*What is required*. Please retype the records below exactly, leaving out any pictures.
═════ Supplied records ═════
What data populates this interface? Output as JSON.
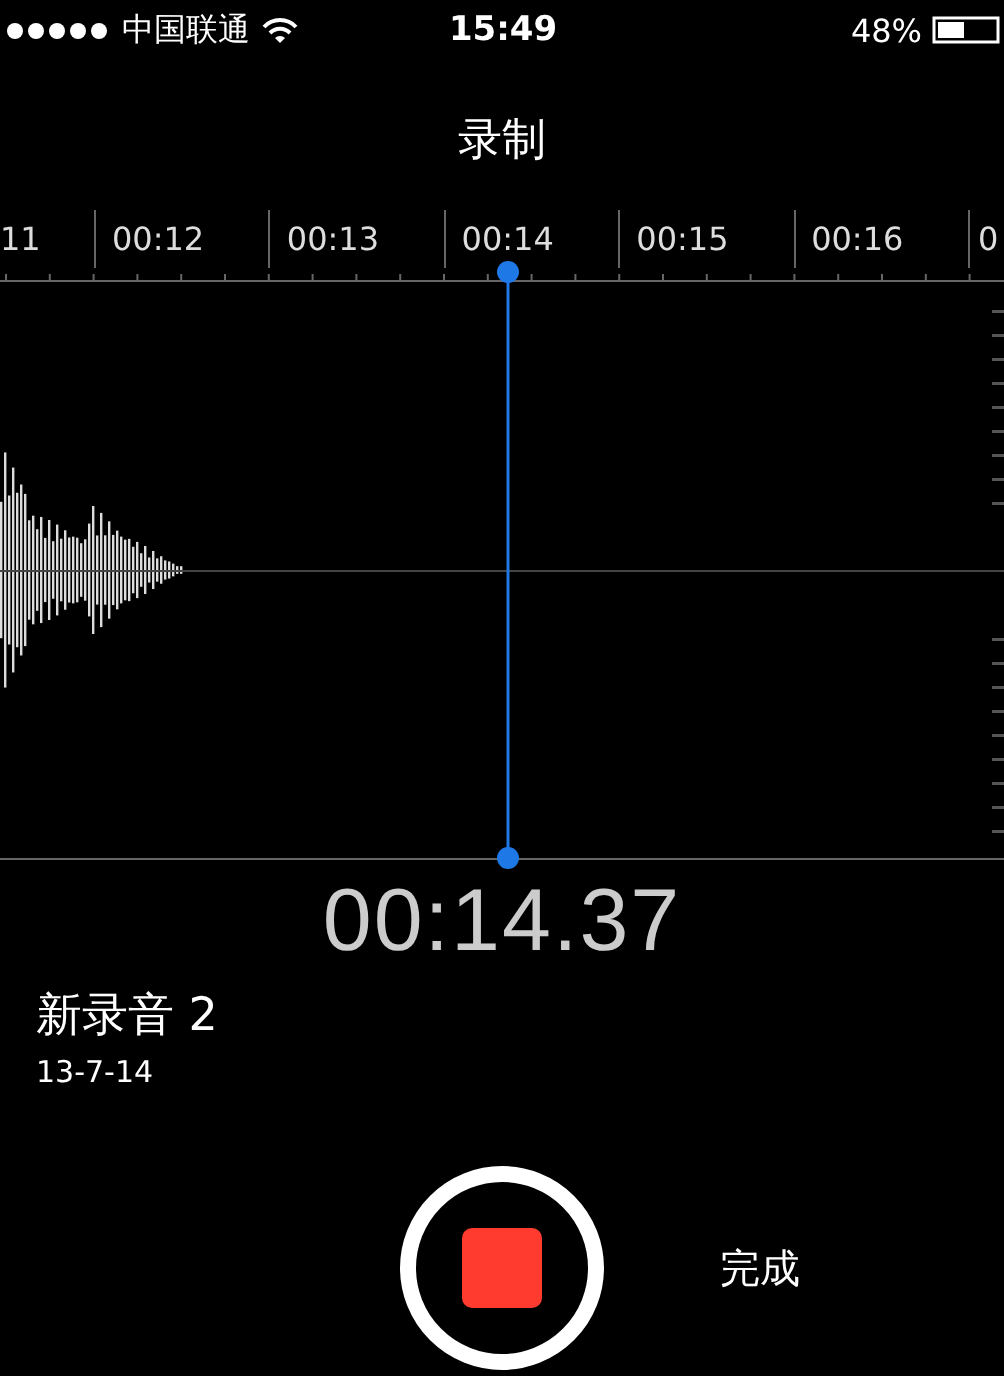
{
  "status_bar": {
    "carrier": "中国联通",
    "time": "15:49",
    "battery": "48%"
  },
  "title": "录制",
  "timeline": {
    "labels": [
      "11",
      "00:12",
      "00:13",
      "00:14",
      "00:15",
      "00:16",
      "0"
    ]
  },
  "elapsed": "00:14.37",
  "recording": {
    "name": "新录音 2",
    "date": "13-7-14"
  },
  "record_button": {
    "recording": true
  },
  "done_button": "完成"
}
═════
*Response for this exercise*.
What data populates this interface? Output as JSON.
{
  "status_bar": {
    "carrier": "中国联通",
    "time": "15:49",
    "battery": "48%"
  },
  "title": "录制",
  "timeline": {
    "labels": [
      "11",
      "00:12",
      "00:13",
      "00:14",
      "00:15",
      "00:16",
      "0"
    ]
  },
  "elapsed": "00:14.37",
  "recording": {
    "name": "新录音 2",
    "date": "13-7-14"
  },
  "record_button": {
    "recording": true
  },
  "done_button": "完成"
}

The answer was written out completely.